» **SHORT EXERCISE**: Using the material that follows, identify and copy each line with the string "audits".

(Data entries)
'''
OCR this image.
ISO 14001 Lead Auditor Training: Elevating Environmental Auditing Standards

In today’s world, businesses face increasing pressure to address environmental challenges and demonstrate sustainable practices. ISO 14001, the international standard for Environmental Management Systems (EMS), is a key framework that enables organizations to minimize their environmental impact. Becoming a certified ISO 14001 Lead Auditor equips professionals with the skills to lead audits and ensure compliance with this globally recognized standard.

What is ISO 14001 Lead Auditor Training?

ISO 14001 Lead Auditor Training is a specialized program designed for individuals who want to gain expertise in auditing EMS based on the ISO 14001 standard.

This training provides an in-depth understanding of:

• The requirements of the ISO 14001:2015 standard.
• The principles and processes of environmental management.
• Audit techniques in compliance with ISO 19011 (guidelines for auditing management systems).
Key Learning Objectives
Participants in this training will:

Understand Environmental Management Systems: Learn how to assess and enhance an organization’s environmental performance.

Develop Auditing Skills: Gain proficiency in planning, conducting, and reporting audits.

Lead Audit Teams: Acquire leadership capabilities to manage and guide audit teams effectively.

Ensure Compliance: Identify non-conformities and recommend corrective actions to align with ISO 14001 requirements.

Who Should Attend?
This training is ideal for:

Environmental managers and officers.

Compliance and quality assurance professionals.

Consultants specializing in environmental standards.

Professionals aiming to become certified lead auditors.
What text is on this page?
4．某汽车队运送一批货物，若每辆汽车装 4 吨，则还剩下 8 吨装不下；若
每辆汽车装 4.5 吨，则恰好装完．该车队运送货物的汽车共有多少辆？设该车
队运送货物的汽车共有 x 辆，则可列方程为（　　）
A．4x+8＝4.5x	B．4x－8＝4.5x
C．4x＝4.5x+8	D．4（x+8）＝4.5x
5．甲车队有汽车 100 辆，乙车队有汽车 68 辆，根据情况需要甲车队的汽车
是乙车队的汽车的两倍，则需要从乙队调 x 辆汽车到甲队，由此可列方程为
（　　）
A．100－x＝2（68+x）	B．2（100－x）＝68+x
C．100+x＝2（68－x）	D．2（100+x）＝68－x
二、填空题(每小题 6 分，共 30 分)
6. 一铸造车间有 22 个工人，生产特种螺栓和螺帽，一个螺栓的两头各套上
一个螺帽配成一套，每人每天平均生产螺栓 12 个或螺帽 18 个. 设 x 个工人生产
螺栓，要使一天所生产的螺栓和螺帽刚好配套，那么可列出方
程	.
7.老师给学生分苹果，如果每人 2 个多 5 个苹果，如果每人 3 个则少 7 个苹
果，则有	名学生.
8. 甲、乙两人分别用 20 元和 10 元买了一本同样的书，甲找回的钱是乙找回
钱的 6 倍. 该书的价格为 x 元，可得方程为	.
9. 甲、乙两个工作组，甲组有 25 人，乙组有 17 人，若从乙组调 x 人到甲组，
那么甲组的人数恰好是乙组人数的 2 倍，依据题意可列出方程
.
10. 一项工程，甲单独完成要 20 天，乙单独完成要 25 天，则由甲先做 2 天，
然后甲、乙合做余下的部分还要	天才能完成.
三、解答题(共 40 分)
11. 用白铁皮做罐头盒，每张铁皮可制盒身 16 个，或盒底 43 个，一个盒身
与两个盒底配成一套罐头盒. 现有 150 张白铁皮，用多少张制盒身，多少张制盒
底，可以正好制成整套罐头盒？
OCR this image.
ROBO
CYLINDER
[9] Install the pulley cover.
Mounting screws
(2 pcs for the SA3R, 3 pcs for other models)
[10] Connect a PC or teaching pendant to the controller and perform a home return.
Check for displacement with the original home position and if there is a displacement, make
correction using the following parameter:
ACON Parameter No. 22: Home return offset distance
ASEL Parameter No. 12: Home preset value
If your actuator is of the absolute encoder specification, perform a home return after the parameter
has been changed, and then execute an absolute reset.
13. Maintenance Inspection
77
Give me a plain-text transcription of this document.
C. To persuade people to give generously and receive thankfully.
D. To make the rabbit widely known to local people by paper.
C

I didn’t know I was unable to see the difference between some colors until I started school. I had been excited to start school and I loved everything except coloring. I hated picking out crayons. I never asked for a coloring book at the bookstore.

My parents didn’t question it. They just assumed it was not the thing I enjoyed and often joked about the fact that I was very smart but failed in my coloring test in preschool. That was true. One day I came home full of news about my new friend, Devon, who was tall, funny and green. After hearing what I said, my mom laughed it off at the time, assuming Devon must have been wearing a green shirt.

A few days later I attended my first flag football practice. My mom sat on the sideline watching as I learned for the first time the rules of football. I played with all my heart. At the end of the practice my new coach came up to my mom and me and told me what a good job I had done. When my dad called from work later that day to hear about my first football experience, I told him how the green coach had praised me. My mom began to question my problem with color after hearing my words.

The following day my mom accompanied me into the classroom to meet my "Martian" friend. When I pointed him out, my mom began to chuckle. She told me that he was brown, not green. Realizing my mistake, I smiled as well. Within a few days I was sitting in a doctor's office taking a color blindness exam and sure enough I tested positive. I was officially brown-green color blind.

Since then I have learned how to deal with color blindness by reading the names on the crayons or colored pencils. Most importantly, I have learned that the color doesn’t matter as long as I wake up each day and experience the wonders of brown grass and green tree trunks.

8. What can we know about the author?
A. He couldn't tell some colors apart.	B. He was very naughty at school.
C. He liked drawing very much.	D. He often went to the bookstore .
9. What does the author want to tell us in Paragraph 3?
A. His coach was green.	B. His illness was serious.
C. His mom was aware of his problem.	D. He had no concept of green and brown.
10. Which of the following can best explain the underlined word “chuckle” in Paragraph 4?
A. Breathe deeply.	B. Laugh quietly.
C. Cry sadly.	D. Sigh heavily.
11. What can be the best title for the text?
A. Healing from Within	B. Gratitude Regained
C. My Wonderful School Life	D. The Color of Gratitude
'''
» **SOLUTION BELOW**:
In today’s world, businesses face increasing pressure to address environmental challenges and demonstrate sustainable practices. ISO 14001, the international standard for Environmental Management Systems (EMS), is a key framework that enables organizations to minimize their environmental impact. Becoming a certified ISO 14001 Lead Auditor equips professionals with the skills to lead audits and ensure compliance with this globally recognized standard.
Develop Auditing Skills: Gain proficiency in planning, conducting, and reporting audits.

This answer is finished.